Extract every line where the string "изделиях" appears.

## begin

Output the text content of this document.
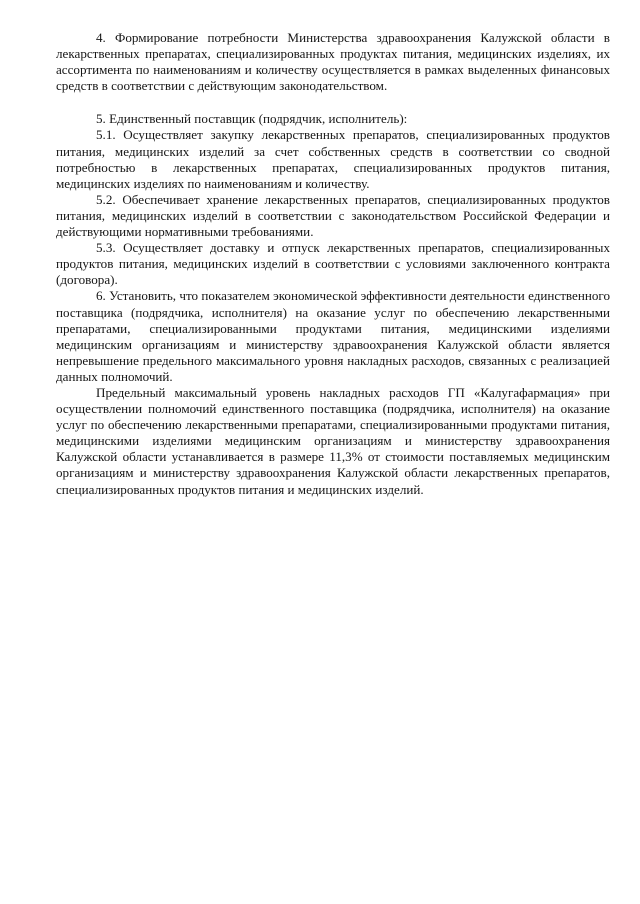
4. Формирование потребности Министерства здравоохранения Калужской области в лекарственных препаратах, специализированных продуктах питания, медицинских изделиях, их ассортимента по наименованиям и количеству осуществляется в рамках выделенных финансовых средств в соответствии с действующим законодательством.

5. Единственный поставщик (подрядчик, исполнитель):

5.1. Осуществляет закупку лекарственных препаратов, специализированных продуктов питания, медицинских изделий за счет собственных средств в соответствии со сводной потребностью в лекарственных препаратах, специализированных продуктов питания, медицинских изделиях по наименованиям и количеству.

5.2. Обеспечивает хранение лекарственных препаратов, специализированных продуктов питания, медицинских изделий в соответствии с законодательством Российской Федерации и действующими нормативными требованиями.

5.3. Осуществляет доставку и отпуск лекарственных препаратов, специализированных продуктов питания, медицинских изделий в соответствии с условиями заключенного контракта (договора).

6. Установить, что показателем экономической эффективности деятельности единственного поставщика (подрядчика, исполнителя) на оказание услуг по обеспечению лекарственными препаратами, специализированными продуктами питания, медицинскими изделиями медицинским организациям и министерству здравоохранения Калужской области является непревышение предельного максимального уровня накладных расходов, связанных с реализацией данных полномочий.

Предельный максимальный уровень накладных расходов ГП «Калугафармация» при осуществлении полномочий единственного поставщика (подрядчика, исполнителя) на оказание услуг по обеспечению лекарственными препаратами, специализированными продуктами питания, медицинскими изделиями медицинским организациям и министерству здравоохранения Калужской области устанавливается в размере 11,3% от стоимости поставляемых медицинским организациям и министерству здравоохранения Калужской области лекарственных препаратов, специализированных продуктов питания и медицинских изделий.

## end

Output ▸
4. Формирование потребности Министерства здравоохранения Калужской области в лекарственных препаратах, специализированных продуктах питания, медицинских изделиях, их ассортимента по наименованиям и количеству осуществляется в рамках выделенных финансовых средств в соответствии с действующим законодательством.
5.1. Осуществляет закупку лекарственных препаратов, специализированных продуктов питания, медицинских изделий за счет собственных средств в соответствии со сводной потребностью в лекарственных препаратах, специализированных продуктов питания, медицинских изделиях по наименованиям и количеству.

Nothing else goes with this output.